▶ [Material provided]
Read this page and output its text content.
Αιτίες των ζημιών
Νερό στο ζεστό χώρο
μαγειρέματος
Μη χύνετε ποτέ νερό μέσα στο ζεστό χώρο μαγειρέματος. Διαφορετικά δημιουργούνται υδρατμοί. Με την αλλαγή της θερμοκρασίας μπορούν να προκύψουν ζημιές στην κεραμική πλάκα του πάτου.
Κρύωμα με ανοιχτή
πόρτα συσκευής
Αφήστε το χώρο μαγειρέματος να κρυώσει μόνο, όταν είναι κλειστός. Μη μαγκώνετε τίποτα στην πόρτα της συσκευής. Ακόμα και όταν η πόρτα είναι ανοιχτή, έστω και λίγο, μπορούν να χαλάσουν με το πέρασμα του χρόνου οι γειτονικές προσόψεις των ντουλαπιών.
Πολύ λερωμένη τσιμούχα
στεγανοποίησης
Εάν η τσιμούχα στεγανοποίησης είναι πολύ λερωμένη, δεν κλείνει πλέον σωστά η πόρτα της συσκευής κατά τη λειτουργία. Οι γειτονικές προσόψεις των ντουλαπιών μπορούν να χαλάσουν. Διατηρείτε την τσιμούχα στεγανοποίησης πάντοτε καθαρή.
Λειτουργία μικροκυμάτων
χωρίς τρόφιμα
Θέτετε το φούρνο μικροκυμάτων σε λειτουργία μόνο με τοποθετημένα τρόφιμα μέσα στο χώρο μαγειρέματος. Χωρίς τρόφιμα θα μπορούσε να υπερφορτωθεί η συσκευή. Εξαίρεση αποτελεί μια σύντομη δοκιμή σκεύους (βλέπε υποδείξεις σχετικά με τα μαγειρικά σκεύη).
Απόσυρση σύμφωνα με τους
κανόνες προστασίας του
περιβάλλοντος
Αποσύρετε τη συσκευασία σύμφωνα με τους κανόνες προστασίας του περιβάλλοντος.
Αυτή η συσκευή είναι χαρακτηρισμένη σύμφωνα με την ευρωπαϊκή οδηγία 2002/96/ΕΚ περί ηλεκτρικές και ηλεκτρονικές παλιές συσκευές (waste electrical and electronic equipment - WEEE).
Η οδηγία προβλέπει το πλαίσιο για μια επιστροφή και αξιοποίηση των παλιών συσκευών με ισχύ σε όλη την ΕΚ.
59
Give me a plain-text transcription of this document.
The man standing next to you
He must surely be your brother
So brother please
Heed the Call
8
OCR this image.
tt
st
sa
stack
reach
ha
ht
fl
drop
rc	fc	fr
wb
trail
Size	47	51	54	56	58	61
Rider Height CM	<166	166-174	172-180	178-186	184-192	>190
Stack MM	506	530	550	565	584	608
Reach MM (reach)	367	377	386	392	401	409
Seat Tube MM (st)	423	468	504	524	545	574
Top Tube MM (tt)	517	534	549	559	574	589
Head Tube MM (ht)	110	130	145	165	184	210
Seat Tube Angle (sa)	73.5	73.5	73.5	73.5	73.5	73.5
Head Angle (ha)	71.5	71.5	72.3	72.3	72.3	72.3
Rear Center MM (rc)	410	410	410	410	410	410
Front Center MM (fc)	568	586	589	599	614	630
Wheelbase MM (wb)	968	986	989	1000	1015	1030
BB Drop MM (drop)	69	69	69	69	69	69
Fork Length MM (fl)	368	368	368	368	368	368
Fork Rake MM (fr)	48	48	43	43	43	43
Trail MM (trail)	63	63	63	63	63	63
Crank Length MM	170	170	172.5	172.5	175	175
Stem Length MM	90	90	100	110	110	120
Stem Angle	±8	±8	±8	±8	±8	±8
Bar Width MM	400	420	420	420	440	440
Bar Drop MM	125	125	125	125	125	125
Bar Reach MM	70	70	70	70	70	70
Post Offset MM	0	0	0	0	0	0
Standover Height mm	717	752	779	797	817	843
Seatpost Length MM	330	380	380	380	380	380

▶ [Set exercise] Filter the records down to the lines that contain the string "συσκευής", and copy those lines.

▶ [Solution for this task]
πόρτα συσκευής
Αφήστε το χώρο μαγειρέματος να κρυώσει μόνο, όταν είναι κλειστός. Μη μαγκώνετε τίποτα στην πόρτα της συσκευής. Ακόμα και όταν η πόρτα είναι ανοιχτή, έστω και λίγο, μπορούν να χαλάσουν με το πέρασμα του χρόνου οι γειτονικές προσόψεις των ντουλαπιών.
Εάν η τσιμούχα στεγανοποίησης είναι πολύ λερωμένη, δεν κλείνει πλέον σωστά η πόρτα της συσκευής κατά τη λειτουργία. Οι γειτονικές προσόψεις των ντουλαπιών μπορούν να χαλάσουν. Διατηρείτε την τσιμούχα στεγανοποίησης πάντοτε καθαρή.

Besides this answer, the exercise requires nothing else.